*** Opening of DATA PROVIDED ***

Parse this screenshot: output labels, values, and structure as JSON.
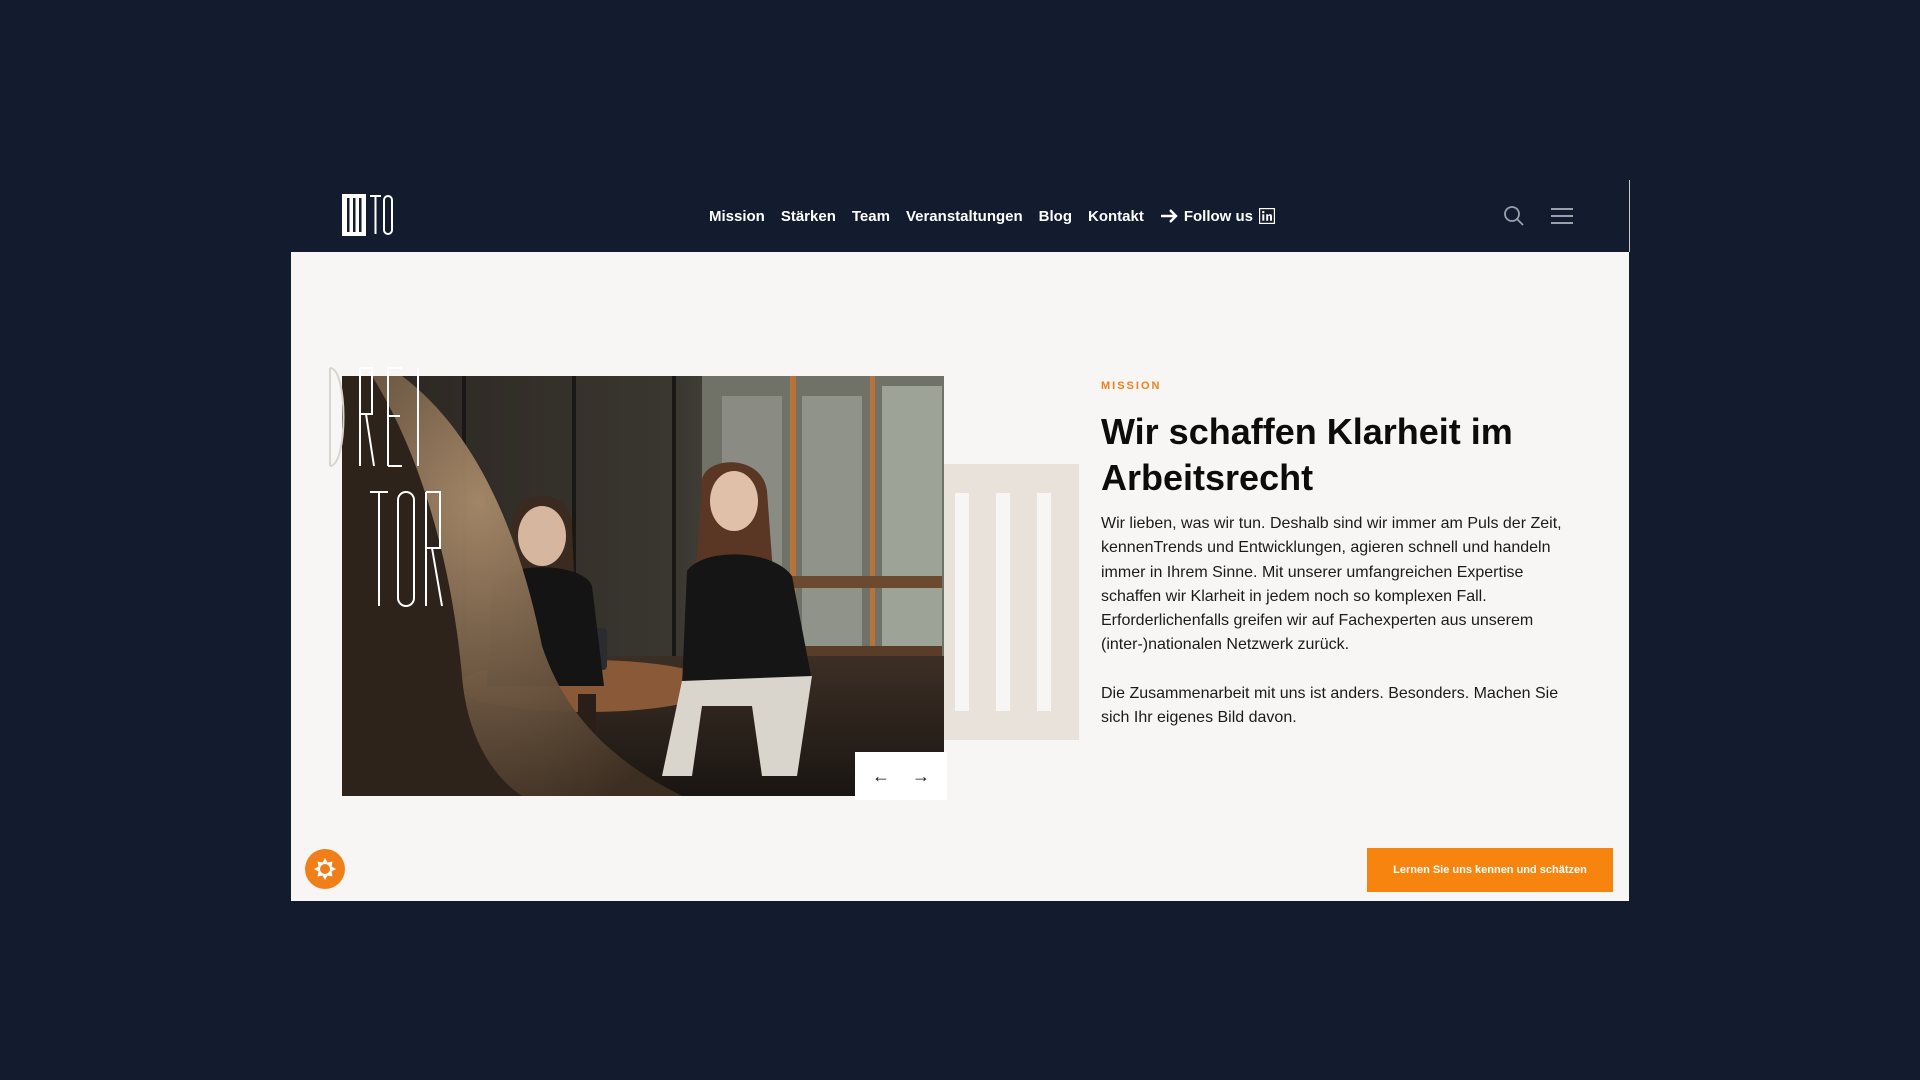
{
  "header": {
    "logo_icon": "dreitor-logo-icon",
    "nav": [
      {
        "label": "Mission"
      },
      {
        "label": "Stärken"
      },
      {
        "label": "Team"
      },
      {
        "label": "Veranstaltungen"
      },
      {
        "label": "Blog"
      },
      {
        "label": "Kontakt"
      }
    ],
    "follow_label": "Follow us",
    "follow_icons": [
      "arrow-right-icon",
      "linkedin-icon"
    ],
    "search_icon": "search-icon",
    "menu_icon": "hamburger-menu-icon"
  },
  "hero": {
    "image_icon": "team-meeting-photo",
    "brand_word_1": "DREI",
    "brand_word_2": "TOR",
    "slider": {
      "prev": "←",
      "next": "→"
    }
  },
  "content": {
    "eyebrow": "MISSION",
    "title": "Wir schaffen Klarheit im Arbeitsrecht",
    "paragraph_1": "Wir lieben, was wir tun. Deshalb sind wir immer am Puls der Zeit, kennenTrends und Entwicklungen, agieren schnell und handeln immer in Ihrem Sinne. Mit unserer umfangreichen Expertise schaffen wir Klarheit in jedem noch so komplexen Fall. Erforderlichenfalls greifen wir auf Fachexperten aus unserem (inter-)nationalen Netzwerk zurück.",
    "paragraph_2": "Die Zusammenarbeit mit uns ist anders. Besonders. Machen Sie sich Ihr eigenes Bild davon.",
    "cta_label": "Lernen Sie uns kennen und schätzen"
  },
  "cookie_icon": "cookie-settings-icon",
  "colors": {
    "background": "#131b2f",
    "panel": "#f7f6f4",
    "accent": "#f07f1a",
    "beige": "#e8e2da"
  }
}
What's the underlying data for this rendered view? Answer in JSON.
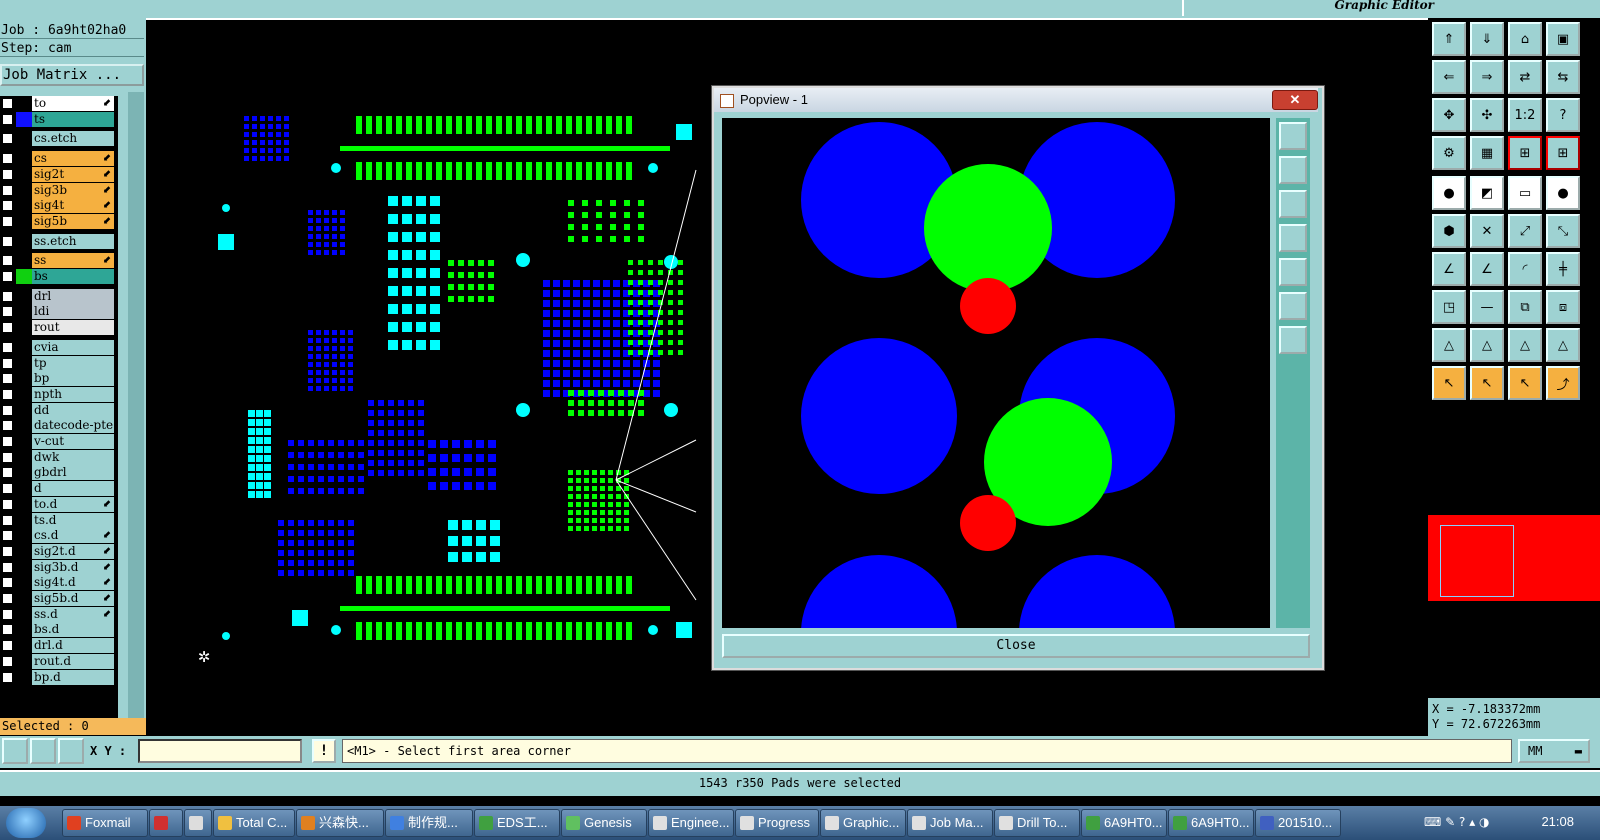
{
  "app": {
    "subtitle": "Graphic Editor"
  },
  "job": {
    "job_line": "Job : 6a9ht02ha0",
    "step_line": "Step: cam",
    "matrix_button": "Job Matrix ..."
  },
  "layers": [
    {
      "name": "to",
      "color": "#ffffff",
      "bg": "#ffffff",
      "flag": "⬋",
      "swatch": "#000000"
    },
    {
      "name": "ts",
      "color": "#2ea696",
      "bg": "#2ea696",
      "flag": "",
      "swatch": "#1010ff"
    },
    {
      "name": "cs.etch",
      "color": "#9ed2d2",
      "bg": "#9ed2d2",
      "flag": "",
      "swatch": "#000000"
    },
    {
      "name": "cs",
      "color": "#f5b040",
      "bg": "#f5b040",
      "flag": "⬋",
      "swatch": "#000000"
    },
    {
      "name": "sig2t",
      "color": "#f5b040",
      "bg": "#f5b040",
      "flag": "⬋",
      "swatch": "#000000"
    },
    {
      "name": "sig3b",
      "color": "#f5b040",
      "bg": "#f5b040",
      "flag": "⬋",
      "swatch": "#000000"
    },
    {
      "name": "sig4t",
      "color": "#f5b040",
      "bg": "#f5b040",
      "flag": "⬋",
      "swatch": "#000000"
    },
    {
      "name": "sig5b",
      "color": "#f5b040",
      "bg": "#f5b040",
      "flag": "⬋",
      "swatch": "#000000"
    },
    {
      "name": "ss.etch",
      "color": "#9ed2d2",
      "bg": "#9ed2d2",
      "flag": "",
      "swatch": "#000000"
    },
    {
      "name": "ss",
      "color": "#f5b040",
      "bg": "#f5b040",
      "flag": "⬋",
      "swatch": "#000000"
    },
    {
      "name": "bs",
      "color": "#2ea696",
      "bg": "#2ea696",
      "flag": "",
      "swatch": "#10d010"
    },
    {
      "name": "drl",
      "color": "#b8c4cc",
      "bg": "#b8c4cc",
      "flag": "",
      "swatch": "#000000"
    },
    {
      "name": "ldi",
      "color": "#b8c4cc",
      "bg": "#b8c4cc",
      "flag": "",
      "swatch": "#000000"
    },
    {
      "name": "rout",
      "color": "#e8e8e8",
      "bg": "#e8e8e8",
      "flag": "",
      "swatch": "#000000"
    },
    {
      "name": "cvia",
      "color": "#9ed2d2",
      "bg": "#9ed2d2",
      "flag": "",
      "swatch": "#000000"
    },
    {
      "name": "tp",
      "color": "#9ed2d2",
      "bg": "#9ed2d2",
      "flag": "",
      "swatch": "#000000"
    },
    {
      "name": "bp",
      "color": "#9ed2d2",
      "bg": "#9ed2d2",
      "flag": "",
      "swatch": "#000000"
    },
    {
      "name": "npth",
      "color": "#9ed2d2",
      "bg": "#9ed2d2",
      "flag": "",
      "swatch": "#000000"
    },
    {
      "name": "dd",
      "color": "#9ed2d2",
      "bg": "#9ed2d2",
      "flag": "",
      "swatch": "#000000"
    },
    {
      "name": "datecode-pte",
      "color": "#9ed2d2",
      "bg": "#9ed2d2",
      "flag": "",
      "swatch": "#000000"
    },
    {
      "name": "v-cut",
      "color": "#9ed2d2",
      "bg": "#9ed2d2",
      "flag": "",
      "swatch": "#000000"
    },
    {
      "name": "dwk",
      "color": "#9ed2d2",
      "bg": "#9ed2d2",
      "flag": "",
      "swatch": "#000000"
    },
    {
      "name": "gbdrl",
      "color": "#9ed2d2",
      "bg": "#9ed2d2",
      "flag": "",
      "swatch": "#000000"
    },
    {
      "name": "d",
      "color": "#9ed2d2",
      "bg": "#9ed2d2",
      "flag": "",
      "swatch": "#000000"
    },
    {
      "name": "to.d",
      "color": "#9ed2d2",
      "bg": "#9ed2d2",
      "flag": "⬋",
      "swatch": "#000000"
    },
    {
      "name": "ts.d",
      "color": "#9ed2d2",
      "bg": "#9ed2d2",
      "flag": "",
      "swatch": "#000000"
    },
    {
      "name": "cs.d",
      "color": "#9ed2d2",
      "bg": "#9ed2d2",
      "flag": "⬋",
      "swatch": "#000000"
    },
    {
      "name": "sig2t.d",
      "color": "#9ed2d2",
      "bg": "#9ed2d2",
      "flag": "⬋",
      "swatch": "#000000"
    },
    {
      "name": "sig3b.d",
      "color": "#9ed2d2",
      "bg": "#9ed2d2",
      "flag": "⬋",
      "swatch": "#000000"
    },
    {
      "name": "sig4t.d",
      "color": "#9ed2d2",
      "bg": "#9ed2d2",
      "flag": "⬋",
      "swatch": "#000000"
    },
    {
      "name": "sig5b.d",
      "color": "#9ed2d2",
      "bg": "#9ed2d2",
      "flag": "⬋",
      "swatch": "#000000"
    },
    {
      "name": "ss.d",
      "color": "#9ed2d2",
      "bg": "#9ed2d2",
      "flag": "⬋",
      "swatch": "#000000"
    },
    {
      "name": "bs.d",
      "color": "#9ed2d2",
      "bg": "#9ed2d2",
      "flag": "",
      "swatch": "#000000"
    },
    {
      "name": "drl.d",
      "color": "#9ed2d2",
      "bg": "#9ed2d2",
      "flag": "",
      "swatch": "#000000"
    },
    {
      "name": "rout.d",
      "color": "#9ed2d2",
      "bg": "#9ed2d2",
      "flag": "",
      "swatch": "#000000"
    },
    {
      "name": "bp.d",
      "color": "#9ed2d2",
      "bg": "#9ed2d2",
      "flag": "",
      "swatch": "#000000"
    }
  ],
  "selected_text": "Selected : 0",
  "popup": {
    "title": "Popview - 1",
    "close_x": "✕",
    "close_label": "Close"
  },
  "coords": {
    "x": "X = -7.183372mm",
    "y": "Y = 72.672263mm"
  },
  "command": {
    "xy_label": "X Y :",
    "xy_value": "",
    "bang": "!",
    "prompt": "<M1> - Select first area corner",
    "units": "MM"
  },
  "status": "1543 r350 Pads were selected",
  "taskbar": {
    "items": [
      {
        "label": "Foxmail",
        "color": "#e04020"
      },
      {
        "label": "",
        "color": "#d03030"
      },
      {
        "label": "",
        "color": "#dddddd"
      },
      {
        "label": "Total C...",
        "color": "#f0c040"
      },
      {
        "label": "兴森快...",
        "color": "#e08020"
      },
      {
        "label": "制作规...",
        "color": "#4080e0"
      },
      {
        "label": "EDS工...",
        "color": "#40a040"
      },
      {
        "label": "Genesis",
        "color": "#60c060"
      },
      {
        "label": "Enginee...",
        "color": "#e0e0e0"
      },
      {
        "label": "Progress",
        "color": "#e0e0e0"
      },
      {
        "label": "Graphic...",
        "color": "#e0e0e0"
      },
      {
        "label": "Job Ma...",
        "color": "#e0e0e0"
      },
      {
        "label": "Drill To...",
        "color": "#e0e0e0"
      },
      {
        "label": "6A9HT0...",
        "color": "#40a040"
      },
      {
        "label": "6A9HT0...",
        "color": "#40a040"
      },
      {
        "label": "201510...",
        "color": "#4060c0"
      }
    ],
    "tray": "⌨ ✎ ? ▴ ◑",
    "clock": "21:08"
  },
  "colors": {
    "panel": "#9ed2d2",
    "pad_blue": "#0000ff",
    "pad_green": "#00ff00",
    "pad_cyan": "#00ffff",
    "red": "#ff0000"
  }
}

*** Close of DATA PROVIDED ***

▸ **PROMPT**:
Only a number is wanted: how many lines of the material above hold "this"?

▸ **FINISHED EXERCISE**:
2